• Recorded information
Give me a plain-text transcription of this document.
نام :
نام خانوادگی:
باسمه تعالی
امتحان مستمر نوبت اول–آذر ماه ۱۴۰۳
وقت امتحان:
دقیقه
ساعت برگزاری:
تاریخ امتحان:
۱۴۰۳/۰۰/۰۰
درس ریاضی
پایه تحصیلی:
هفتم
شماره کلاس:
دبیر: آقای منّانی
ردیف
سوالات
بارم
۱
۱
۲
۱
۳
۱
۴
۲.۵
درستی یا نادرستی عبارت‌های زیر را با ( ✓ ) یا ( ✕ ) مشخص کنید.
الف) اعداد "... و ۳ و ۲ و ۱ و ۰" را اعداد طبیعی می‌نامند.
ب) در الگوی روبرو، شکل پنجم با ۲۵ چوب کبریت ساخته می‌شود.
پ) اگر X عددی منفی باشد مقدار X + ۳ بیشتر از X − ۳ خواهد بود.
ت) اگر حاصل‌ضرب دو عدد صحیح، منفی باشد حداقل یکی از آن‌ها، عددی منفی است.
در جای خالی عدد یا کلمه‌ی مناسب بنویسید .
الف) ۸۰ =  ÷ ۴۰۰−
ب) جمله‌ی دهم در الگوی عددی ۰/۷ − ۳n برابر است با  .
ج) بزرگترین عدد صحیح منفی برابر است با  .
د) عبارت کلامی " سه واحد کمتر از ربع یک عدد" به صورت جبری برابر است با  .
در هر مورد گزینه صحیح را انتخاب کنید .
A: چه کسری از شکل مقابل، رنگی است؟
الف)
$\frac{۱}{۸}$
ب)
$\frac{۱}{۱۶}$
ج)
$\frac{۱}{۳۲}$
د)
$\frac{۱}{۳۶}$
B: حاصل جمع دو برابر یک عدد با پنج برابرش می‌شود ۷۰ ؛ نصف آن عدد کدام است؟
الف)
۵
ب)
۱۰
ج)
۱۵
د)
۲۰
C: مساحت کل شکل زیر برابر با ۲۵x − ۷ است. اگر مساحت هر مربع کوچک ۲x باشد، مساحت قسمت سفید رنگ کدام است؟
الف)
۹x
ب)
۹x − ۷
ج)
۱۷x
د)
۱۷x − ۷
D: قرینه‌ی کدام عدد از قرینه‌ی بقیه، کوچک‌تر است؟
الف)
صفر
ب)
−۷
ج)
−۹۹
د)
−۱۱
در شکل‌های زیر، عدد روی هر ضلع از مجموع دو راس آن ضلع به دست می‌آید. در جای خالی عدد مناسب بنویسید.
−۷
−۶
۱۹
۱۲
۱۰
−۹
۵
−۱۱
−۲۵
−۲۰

• Your task
Repeat every entry word for word.

• Result below
Give me a plain-text transcription of this document.
نام :
نام خانوادگی:
باسمه تعالی
امتحان مستمر نوبت اول–آذر ماه ۱۴۰۳
وقت امتحان:
دقیقه
ساعت برگزاری:
تاریخ امتحان:
۱۴۰۳/۰۰/۰۰
درس ریاضی
پایه تحصیلی:
هفتم
شماره کلاس:
دبیر: آقای منّانی
ردیف
سوالات
بارم
۱
۱
۲
۱
۳
۱
۴
۲.۵
درستی یا نادرستی عبارت‌های زیر را با ( ✓ ) یا ( ✕ ) مشخص کنید.
الف) اعداد "... و ۳ و ۲ و ۱ و ۰" را اعداد طبیعی می‌نامند.
ب) در الگوی روبرو، شکل پنجم با ۲۵ چوب کبریت ساخته می‌شود.
پ) اگر X عددی منفی باشد مقدار X + ۳ بیشتر از X − ۳ خواهد بود.
ت) اگر حاصل‌ضرب دو عدد صحیح، منفی باشد حداقل یکی از آن‌ها، عددی منفی است.
در جای خالی عدد یا کلمه‌ی مناسب بنویسید .
الف) ۸۰ =  ÷ ۴۰۰−
ب) جمله‌ی دهم در الگوی عددی ۰/۷ − ۳n برابر است با  .
ج) بزرگترین عدد صحیح منفی برابر است با  .
د) عبارت کلامی " سه واحد کمتر از ربع یک عدد" به صورت جبری برابر است با  .
در هر مورد گزینه صحیح را انتخاب کنید .
A: چه کسری از شکل مقابل، رنگی است؟
الف)
$\frac{۱}{۸}$
ب)
$\frac{۱}{۱۶}$
ج)
$\frac{۱}{۳۲}$
د)
$\frac{۱}{۳۶}$
B: حاصل جمع دو برابر یک عدد با پنج برابرش می‌شود ۷۰ ؛ نصف آن عدد کدام است؟
الف)
۵
ب)
۱۰
ج)
۱۵
د)
۲۰
C: مساحت کل شکل زیر برابر با ۲۵x − ۷ است. اگر مساحت هر مربع کوچک ۲x باشد، مساحت قسمت سفید رنگ کدام است؟
الف)
۹x
ب)
۹x − ۷
ج)
۱۷x
د)
۱۷x − ۷
D: قرینه‌ی کدام عدد از قرینه‌ی بقیه، کوچک‌تر است؟
الف)
صفر
ب)
−۷
ج)
−۹۹
د)
−۱۱
در شکل‌های زیر، عدد روی هر ضلع از مجموع دو راس آن ضلع به دست می‌آید. در جای خالی عدد مناسب بنویسید.
−۷
−۶
۱۹
۱۲
۱۰
−۹
۵
−۱۱
−۲۵
−۲۰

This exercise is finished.